## Task prompt
Each line below should be retyped exactly, with no pictures.

--- start of Records ---

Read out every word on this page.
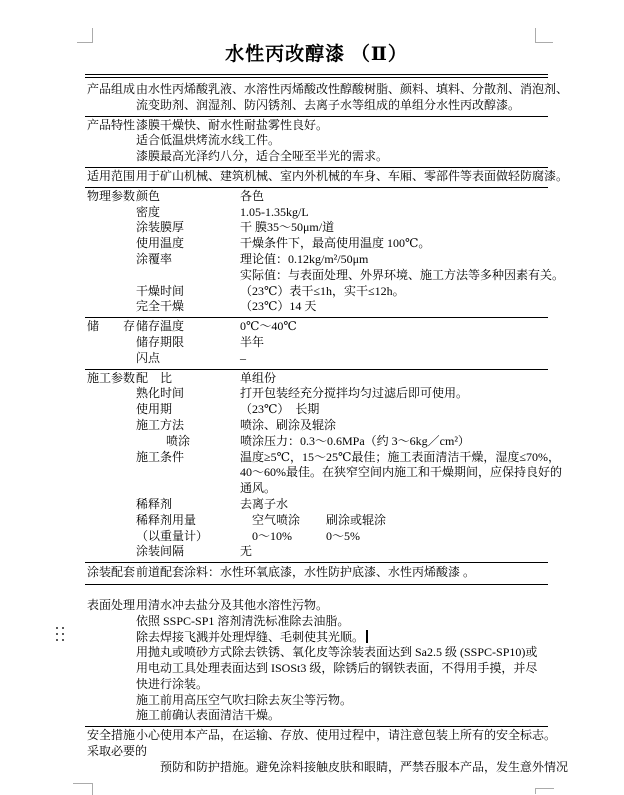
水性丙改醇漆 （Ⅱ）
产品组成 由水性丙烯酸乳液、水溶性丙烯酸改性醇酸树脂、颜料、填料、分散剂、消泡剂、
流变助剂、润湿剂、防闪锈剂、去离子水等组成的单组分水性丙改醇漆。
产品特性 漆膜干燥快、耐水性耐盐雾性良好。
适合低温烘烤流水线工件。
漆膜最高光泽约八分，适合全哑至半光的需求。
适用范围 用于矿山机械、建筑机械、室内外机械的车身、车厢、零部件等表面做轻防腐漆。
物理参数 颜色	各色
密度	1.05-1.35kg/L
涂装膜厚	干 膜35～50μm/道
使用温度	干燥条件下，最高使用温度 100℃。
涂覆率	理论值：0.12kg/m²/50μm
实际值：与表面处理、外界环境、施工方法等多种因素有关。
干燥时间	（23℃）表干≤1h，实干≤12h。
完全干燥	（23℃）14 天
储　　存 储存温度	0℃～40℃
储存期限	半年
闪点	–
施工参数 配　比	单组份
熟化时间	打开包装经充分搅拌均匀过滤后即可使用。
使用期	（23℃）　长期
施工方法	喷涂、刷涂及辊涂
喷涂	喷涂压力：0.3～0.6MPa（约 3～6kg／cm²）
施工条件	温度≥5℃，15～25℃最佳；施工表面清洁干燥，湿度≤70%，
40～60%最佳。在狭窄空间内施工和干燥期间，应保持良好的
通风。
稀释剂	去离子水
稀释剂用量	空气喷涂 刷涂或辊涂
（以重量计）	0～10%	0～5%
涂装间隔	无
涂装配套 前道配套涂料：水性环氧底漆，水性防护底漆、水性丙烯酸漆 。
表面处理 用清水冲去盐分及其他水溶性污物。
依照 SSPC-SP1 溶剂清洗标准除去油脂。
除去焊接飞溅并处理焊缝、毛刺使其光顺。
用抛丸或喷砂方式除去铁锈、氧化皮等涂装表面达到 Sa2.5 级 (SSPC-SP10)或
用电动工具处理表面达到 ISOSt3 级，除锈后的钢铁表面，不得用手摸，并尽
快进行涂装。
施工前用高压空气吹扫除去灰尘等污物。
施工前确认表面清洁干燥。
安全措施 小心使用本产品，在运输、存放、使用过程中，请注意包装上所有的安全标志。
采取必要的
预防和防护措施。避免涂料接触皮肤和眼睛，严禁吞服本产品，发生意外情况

--- end of Records ---

## Answer for this exercise
Read out every word on this page.
水性丙改醇漆 （Ⅱ）
产品组成 由水性丙烯酸乳液、水溶性丙烯酸改性醇酸树脂、颜料、填料、分散剂、消泡剂、
流变助剂、润湿剂、防闪锈剂、去离子水等组成的单组分水性丙改醇漆。
产品特性 漆膜干燥快、耐水性耐盐雾性良好。
适合低温烘烤流水线工件。
漆膜最高光泽约八分，适合全哑至半光的需求。
适用范围 用于矿山机械、建筑机械、室内外机械的车身、车厢、零部件等表面做轻防腐漆。
物理参数 颜色	各色
密度	1.05-1.35kg/L
涂装膜厚	干 膜35～50μm/道
使用温度	干燥条件下，最高使用温度 100℃。
涂覆率	理论值：0.12kg/m²/50μm
实际值：与表面处理、外界环境、施工方法等多种因素有关。
干燥时间	（23℃）表干≤1h，实干≤12h。
完全干燥	（23℃）14 天
储　　存 储存温度	0℃～40℃
储存期限	半年
闪点	–
施工参数 配　比	单组份
熟化时间	打开包装经充分搅拌均匀过滤后即可使用。
使用期	（23℃）　长期
施工方法	喷涂、刷涂及辊涂
喷涂	喷涂压力：0.3～0.6MPa（约 3～6kg／cm²）
施工条件	温度≥5℃，15～25℃最佳；施工表面清洁干燥，湿度≤70%，
40～60%最佳。在狭窄空间内施工和干燥期间，应保持良好的
通风。
稀释剂	去离子水
稀释剂用量	空气喷涂 刷涂或辊涂
（以重量计）	0～10%	0～5%
涂装间隔	无
涂装配套 前道配套涂料：水性环氧底漆，水性防护底漆、水性丙烯酸漆 。
表面处理 用清水冲去盐分及其他水溶性污物。
依照 SSPC-SP1 溶剂清洗标准除去油脂。
除去焊接飞溅并处理焊缝、毛刺使其光顺。
用抛丸或喷砂方式除去铁锈、氧化皮等涂装表面达到 Sa2.5 级 (SSPC-SP10)或
用电动工具处理表面达到 ISOSt3 级，除锈后的钢铁表面，不得用手摸，并尽
快进行涂装。
施工前用高压空气吹扫除去灰尘等污物。
施工前确认表面清洁干燥。
安全措施 小心使用本产品，在运输、存放、使用过程中，请注意包装上所有的安全标志。
采取必要的
预防和防护措施。避免涂料接触皮肤和眼睛，严禁吞服本产品，发生意外情况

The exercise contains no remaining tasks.